--- BEGIN DATASET CONTENT ---

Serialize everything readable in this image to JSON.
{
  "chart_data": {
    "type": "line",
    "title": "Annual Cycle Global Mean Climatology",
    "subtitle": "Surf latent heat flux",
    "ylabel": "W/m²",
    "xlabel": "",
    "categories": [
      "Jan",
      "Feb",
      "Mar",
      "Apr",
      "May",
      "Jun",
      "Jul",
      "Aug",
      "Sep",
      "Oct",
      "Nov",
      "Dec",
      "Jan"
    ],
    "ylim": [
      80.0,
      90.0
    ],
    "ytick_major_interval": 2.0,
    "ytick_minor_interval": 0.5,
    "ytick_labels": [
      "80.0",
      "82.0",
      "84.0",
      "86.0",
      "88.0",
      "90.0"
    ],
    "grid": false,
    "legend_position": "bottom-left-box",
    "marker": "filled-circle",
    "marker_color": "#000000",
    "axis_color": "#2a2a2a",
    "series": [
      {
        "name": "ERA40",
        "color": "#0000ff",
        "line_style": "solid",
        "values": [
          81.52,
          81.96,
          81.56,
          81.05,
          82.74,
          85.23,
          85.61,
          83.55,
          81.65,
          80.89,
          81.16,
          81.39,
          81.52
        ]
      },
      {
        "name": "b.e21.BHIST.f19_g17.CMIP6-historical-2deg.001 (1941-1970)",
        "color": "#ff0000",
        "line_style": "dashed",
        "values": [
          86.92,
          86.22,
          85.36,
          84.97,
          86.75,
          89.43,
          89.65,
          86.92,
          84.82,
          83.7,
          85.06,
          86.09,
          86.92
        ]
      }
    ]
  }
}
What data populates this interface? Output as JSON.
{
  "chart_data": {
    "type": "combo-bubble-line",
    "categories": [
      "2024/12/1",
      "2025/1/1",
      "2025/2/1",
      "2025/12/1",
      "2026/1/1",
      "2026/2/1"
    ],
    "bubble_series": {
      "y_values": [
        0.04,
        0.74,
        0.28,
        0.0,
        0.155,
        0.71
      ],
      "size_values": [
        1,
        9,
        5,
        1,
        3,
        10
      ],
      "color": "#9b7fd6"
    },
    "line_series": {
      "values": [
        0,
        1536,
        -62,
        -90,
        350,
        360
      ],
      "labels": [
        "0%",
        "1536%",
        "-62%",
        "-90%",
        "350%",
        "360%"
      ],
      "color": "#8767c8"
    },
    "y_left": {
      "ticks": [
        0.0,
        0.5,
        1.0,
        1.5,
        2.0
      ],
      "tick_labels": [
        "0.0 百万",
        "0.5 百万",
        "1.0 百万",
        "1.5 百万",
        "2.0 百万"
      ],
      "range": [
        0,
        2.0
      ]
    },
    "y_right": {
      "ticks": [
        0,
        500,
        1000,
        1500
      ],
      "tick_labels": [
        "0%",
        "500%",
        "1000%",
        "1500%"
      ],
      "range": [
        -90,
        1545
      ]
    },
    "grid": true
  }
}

--- END DATASET CONTENT ---

Repeat the entries above exactly, leaving nothing out.

Serialize everything readable in this image to JSON.
{
  "chart_data": {
    "type": "line",
    "title": "Annual Cycle Global Mean Climatology",
    "subtitle": "Surf latent heat flux",
    "ylabel": "W/m²",
    "xlabel": "",
    "categories": [
      "Jan",
      "Feb",
      "Mar",
      "Apr",
      "May",
      "Jun",
      "Jul",
      "Aug",
      "Sep",
      "Oct",
      "Nov",
      "Dec",
      "Jan"
    ],
    "ylim": [
      80.0,
      90.0
    ],
    "ytick_major_interval": 2.0,
    "ytick_minor_interval": 0.5,
    "ytick_labels": [
      "80.0",
      "82.0",
      "84.0",
      "86.0",
      "88.0",
      "90.0"
    ],
    "grid": false,
    "legend_position": "bottom-left-box",
    "marker": "filled-circle",
    "marker_color": "#000000",
    "axis_color": "#2a2a2a",
    "series": [
      {
        "name": "ERA40",
        "color": "#0000ff",
        "line_style": "solid",
        "values": [
          81.52,
          81.96,
          81.56,
          81.05,
          82.74,
          85.23,
          85.61,
          83.55,
          81.65,
          80.89,
          81.16,
          81.39,
          81.52
        ]
      },
      {
        "name": "b.e21.BHIST.f19_g17.CMIP6-historical-2deg.001 (1941-1970)",
        "color": "#ff0000",
        "line_style": "dashed",
        "values": [
          86.92,
          86.22,
          85.36,
          84.97,
          86.75,
          89.43,
          89.65,
          86.92,
          84.82,
          83.7,
          85.06,
          86.09,
          86.92
        ]
      }
    ]
  }
}
What data populates this interface? Output as JSON.
{
  "chart_data": {
    "type": "combo-bubble-line",
    "categories": [
      "2024/12/1",
      "2025/1/1",
      "2025/2/1",
      "2025/12/1",
      "2026/1/1",
      "2026/2/1"
    ],
    "bubble_series": {
      "y_values": [
        0.04,
        0.74,
        0.28,
        0.0,
        0.155,
        0.71
      ],
      "size_values": [
        1,
        9,
        5,
        1,
        3,
        10
      ],
      "color": "#9b7fd6"
    },
    "line_series": {
      "values": [
        0,
        1536,
        -62,
        -90,
        350,
        360
      ],
      "labels": [
        "0%",
        "1536%",
        "-62%",
        "-90%",
        "350%",
        "360%"
      ],
      "color": "#8767c8"
    },
    "y_left": {
      "ticks": [
        0.0,
        0.5,
        1.0,
        1.5,
        2.0
      ],
      "tick_labels": [
        "0.0 百万",
        "0.5 百万",
        "1.0 百万",
        "1.5 百万",
        "2.0 百万"
      ],
      "range": [
        0,
        2.0
      ]
    },
    "y_right": {
      "ticks": [
        0,
        500,
        1000,
        1500
      ],
      "tick_labels": [
        "0%",
        "500%",
        "1000%",
        "1500%"
      ],
      "range": [
        -90,
        1545
      ]
    },
    "grid": true
  }
}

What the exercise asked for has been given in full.